--- ROWS ---
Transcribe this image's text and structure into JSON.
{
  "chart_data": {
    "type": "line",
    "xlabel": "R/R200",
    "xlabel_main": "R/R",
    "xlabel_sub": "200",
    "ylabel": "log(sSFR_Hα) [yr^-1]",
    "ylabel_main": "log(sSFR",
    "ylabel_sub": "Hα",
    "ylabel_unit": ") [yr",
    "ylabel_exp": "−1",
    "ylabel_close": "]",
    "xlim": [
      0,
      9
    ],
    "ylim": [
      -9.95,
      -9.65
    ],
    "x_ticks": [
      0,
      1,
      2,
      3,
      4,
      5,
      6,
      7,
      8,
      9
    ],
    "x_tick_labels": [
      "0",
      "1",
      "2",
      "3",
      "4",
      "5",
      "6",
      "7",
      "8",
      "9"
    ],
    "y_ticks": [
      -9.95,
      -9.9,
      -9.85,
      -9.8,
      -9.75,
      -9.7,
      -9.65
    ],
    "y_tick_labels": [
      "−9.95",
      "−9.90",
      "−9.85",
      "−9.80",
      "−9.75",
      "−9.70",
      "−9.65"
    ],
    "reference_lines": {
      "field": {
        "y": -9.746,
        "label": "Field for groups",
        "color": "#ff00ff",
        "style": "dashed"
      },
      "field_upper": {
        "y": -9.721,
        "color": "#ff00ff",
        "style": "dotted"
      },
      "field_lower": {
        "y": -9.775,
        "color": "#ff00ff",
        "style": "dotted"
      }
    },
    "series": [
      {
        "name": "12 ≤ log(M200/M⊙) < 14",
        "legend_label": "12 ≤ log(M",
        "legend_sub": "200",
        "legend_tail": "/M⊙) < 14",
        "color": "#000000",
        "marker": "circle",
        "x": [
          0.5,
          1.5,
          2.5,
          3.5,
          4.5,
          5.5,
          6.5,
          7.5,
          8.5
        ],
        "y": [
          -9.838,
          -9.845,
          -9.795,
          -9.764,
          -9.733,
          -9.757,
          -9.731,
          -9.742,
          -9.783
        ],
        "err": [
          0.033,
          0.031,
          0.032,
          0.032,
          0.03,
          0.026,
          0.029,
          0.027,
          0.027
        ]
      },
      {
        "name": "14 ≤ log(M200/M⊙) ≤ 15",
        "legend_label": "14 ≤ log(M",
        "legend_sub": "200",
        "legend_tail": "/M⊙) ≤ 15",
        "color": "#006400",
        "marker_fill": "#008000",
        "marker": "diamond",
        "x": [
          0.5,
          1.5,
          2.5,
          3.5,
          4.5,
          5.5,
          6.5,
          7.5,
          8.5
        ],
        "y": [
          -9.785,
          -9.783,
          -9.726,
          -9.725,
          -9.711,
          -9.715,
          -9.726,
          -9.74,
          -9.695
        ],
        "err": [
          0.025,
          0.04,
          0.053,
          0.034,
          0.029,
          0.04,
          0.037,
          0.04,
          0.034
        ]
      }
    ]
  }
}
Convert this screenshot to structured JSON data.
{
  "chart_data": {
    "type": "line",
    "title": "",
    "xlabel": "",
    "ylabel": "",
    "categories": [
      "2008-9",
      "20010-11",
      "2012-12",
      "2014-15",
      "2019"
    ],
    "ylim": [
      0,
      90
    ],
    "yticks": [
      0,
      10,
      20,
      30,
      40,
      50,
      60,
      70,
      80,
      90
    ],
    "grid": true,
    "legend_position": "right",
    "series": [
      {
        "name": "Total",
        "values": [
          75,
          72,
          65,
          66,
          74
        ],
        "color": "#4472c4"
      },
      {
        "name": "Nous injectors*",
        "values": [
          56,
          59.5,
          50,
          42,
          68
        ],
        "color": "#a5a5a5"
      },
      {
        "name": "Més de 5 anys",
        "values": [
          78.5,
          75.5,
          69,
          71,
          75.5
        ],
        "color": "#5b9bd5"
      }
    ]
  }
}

--- THE TASK ---
Identify each line containing the string "this" and copy it out.

--- TASK OUTPUT ---
Transcribe this image's text and structure into JSON.
Convert this screenshot to structured JSON data.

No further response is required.